Separate out the lines that hold "industry".

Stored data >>
======

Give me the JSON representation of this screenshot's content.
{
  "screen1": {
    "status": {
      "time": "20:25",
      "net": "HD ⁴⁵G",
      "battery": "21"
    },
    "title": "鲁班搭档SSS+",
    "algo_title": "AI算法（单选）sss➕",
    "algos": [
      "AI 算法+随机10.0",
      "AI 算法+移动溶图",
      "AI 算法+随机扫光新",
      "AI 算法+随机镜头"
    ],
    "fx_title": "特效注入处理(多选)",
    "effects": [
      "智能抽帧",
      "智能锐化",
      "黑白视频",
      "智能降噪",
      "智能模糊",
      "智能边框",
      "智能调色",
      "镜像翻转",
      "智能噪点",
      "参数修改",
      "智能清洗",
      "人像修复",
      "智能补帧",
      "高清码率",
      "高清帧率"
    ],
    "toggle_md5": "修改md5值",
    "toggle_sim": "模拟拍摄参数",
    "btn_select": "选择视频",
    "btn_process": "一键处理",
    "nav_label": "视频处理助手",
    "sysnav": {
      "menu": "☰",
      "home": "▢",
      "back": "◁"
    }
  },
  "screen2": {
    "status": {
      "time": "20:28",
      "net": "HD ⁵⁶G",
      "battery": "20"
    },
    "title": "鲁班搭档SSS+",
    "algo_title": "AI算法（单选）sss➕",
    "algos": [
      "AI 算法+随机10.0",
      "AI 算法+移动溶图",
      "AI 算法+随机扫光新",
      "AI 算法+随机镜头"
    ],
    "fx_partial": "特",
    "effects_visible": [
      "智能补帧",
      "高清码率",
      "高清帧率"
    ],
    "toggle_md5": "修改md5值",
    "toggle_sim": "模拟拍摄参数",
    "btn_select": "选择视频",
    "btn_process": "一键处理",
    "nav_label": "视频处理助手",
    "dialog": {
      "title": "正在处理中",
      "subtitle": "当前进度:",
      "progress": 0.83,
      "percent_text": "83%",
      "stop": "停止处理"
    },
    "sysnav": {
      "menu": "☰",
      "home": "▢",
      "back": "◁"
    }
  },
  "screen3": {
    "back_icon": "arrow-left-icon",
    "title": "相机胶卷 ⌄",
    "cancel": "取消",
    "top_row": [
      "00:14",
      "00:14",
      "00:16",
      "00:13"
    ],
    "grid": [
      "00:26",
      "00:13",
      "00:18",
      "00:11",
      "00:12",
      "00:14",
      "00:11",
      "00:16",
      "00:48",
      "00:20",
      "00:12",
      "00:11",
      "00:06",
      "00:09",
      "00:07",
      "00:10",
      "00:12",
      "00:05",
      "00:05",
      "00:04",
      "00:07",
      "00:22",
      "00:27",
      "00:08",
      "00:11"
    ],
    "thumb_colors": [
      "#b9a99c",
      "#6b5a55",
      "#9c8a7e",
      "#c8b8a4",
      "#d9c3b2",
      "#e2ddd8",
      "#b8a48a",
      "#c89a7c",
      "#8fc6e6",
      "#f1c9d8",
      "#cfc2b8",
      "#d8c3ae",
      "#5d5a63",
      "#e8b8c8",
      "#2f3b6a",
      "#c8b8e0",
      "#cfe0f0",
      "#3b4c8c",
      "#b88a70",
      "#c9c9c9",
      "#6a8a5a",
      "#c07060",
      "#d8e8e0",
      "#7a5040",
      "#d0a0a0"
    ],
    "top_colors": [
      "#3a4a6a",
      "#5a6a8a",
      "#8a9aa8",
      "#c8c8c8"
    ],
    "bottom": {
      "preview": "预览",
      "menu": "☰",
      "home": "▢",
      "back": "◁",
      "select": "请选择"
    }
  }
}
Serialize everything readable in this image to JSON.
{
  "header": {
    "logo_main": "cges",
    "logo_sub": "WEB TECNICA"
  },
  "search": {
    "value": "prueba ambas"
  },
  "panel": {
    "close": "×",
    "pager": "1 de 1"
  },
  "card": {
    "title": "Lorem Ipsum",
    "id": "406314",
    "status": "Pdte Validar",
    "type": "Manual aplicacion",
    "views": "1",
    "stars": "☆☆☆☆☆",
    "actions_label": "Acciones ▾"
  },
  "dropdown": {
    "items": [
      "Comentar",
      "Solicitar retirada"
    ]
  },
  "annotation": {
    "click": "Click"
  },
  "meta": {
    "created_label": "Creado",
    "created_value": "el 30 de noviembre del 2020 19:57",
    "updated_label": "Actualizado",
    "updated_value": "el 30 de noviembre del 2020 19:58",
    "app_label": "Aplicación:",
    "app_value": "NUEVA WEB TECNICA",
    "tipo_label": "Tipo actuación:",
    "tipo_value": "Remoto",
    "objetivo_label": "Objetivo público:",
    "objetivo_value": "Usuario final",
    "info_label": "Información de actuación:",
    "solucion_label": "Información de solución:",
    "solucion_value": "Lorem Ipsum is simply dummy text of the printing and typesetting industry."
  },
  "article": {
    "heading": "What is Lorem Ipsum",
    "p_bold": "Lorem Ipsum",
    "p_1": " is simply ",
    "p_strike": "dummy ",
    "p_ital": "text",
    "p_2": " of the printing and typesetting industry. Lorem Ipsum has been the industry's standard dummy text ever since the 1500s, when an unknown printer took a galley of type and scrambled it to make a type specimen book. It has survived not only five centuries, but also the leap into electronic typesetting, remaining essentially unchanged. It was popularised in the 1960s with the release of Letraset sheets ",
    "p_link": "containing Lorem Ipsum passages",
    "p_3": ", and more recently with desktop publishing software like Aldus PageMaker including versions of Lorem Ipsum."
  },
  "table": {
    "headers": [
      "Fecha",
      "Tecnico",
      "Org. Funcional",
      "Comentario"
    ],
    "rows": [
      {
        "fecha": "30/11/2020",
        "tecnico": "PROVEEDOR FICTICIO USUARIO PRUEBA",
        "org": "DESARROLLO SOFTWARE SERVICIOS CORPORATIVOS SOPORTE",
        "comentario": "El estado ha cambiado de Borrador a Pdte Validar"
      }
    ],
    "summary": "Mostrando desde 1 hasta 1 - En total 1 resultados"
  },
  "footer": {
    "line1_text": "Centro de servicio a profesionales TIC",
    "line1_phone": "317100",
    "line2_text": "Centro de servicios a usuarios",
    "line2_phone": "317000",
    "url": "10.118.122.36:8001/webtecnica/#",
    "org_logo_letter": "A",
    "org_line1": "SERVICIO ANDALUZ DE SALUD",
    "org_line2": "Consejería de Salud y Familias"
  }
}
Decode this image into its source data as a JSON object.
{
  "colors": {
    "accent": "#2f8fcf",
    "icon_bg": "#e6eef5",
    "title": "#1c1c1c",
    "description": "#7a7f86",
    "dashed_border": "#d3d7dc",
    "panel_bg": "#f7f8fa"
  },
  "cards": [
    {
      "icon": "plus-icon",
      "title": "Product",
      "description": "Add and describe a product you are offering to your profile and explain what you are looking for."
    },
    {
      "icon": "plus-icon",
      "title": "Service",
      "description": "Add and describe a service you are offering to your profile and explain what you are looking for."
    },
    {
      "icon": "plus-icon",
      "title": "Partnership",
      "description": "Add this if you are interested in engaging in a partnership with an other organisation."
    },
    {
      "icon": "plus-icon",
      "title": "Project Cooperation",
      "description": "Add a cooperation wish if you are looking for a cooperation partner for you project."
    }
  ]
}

======

Output of the task >>
    "solucion_value": "Lorem Ipsum is simply dummy text of the printing and typesetting industry."
    "p_2": " of the printing and typesetting industry. Lorem Ipsum has been the industry's standard dummy text ever since the 1500s, when an unknown printer took a galley of type and scrambled it to make a type specimen book. It has survived not only five centuries, but also the leap into electronic typesetting, remaining essentially unchanged. It was popularised in the 1960s with the release of Letraset sheets ",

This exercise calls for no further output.